→ **Your goal**
Among the entries below, find the lines that hold the word "Novara" and report them.

→ **Document page text data**
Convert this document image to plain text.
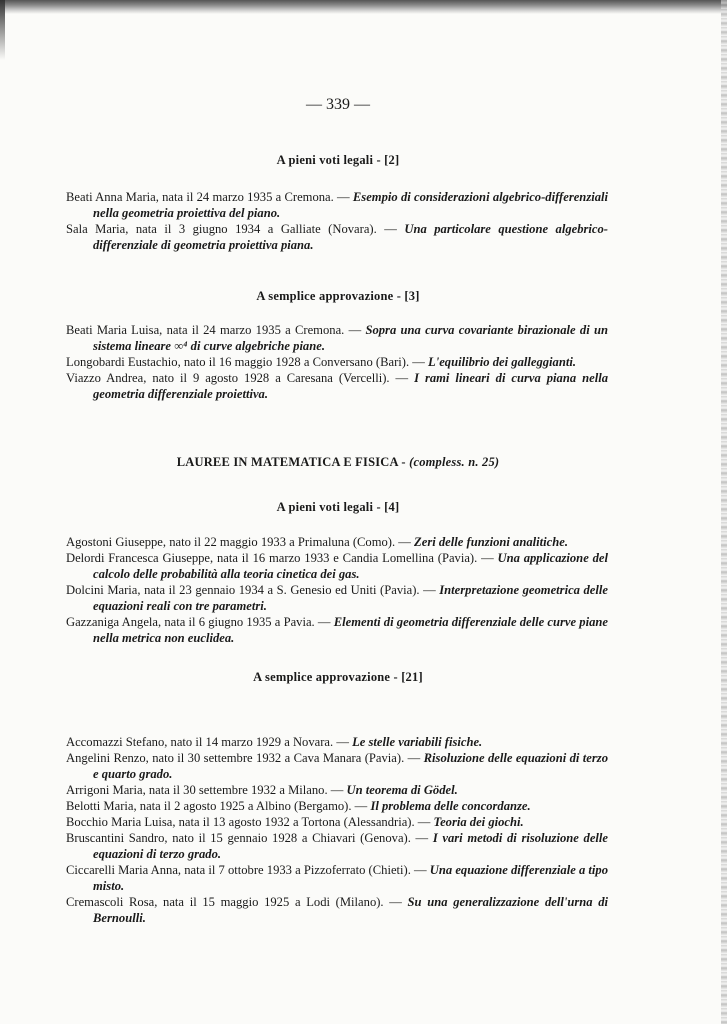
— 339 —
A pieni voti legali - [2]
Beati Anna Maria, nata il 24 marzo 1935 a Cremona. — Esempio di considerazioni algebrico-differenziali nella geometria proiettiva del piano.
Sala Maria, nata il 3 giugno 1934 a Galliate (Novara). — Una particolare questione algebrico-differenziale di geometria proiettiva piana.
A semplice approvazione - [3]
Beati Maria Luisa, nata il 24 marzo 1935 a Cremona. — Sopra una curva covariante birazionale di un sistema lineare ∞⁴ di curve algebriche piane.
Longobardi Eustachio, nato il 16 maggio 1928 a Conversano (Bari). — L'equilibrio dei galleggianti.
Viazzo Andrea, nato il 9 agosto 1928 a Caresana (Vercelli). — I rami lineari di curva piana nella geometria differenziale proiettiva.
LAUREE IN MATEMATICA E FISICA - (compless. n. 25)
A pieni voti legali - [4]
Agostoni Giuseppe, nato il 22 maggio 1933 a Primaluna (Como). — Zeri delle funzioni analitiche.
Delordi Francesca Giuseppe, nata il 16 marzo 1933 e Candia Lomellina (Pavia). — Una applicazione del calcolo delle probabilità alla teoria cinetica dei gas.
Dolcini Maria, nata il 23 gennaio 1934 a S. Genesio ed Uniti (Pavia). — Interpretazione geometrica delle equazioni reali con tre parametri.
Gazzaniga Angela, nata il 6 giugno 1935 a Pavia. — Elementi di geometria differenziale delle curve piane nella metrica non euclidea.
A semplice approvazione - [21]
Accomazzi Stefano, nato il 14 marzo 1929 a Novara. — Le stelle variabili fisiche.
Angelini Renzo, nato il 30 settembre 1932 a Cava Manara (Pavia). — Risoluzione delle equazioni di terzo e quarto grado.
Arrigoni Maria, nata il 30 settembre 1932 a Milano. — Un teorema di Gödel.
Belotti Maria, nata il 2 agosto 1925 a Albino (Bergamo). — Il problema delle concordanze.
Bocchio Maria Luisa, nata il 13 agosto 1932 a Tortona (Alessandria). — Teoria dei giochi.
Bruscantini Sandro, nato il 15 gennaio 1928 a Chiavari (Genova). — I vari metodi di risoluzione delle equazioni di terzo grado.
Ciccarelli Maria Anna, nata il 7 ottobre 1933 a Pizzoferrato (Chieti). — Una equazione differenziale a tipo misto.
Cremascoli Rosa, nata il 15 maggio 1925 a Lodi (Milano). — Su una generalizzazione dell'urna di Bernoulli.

→ **Exercise output**
Sala Maria, nata il 3 giugno 1934 a Galliate (Novara). — Una particolare questione algebrico-differenziale di geometria proiettiva piana.
Accomazzi Stefano, nato il 14 marzo 1929 a Novara. — Le stelle variabili fisiche.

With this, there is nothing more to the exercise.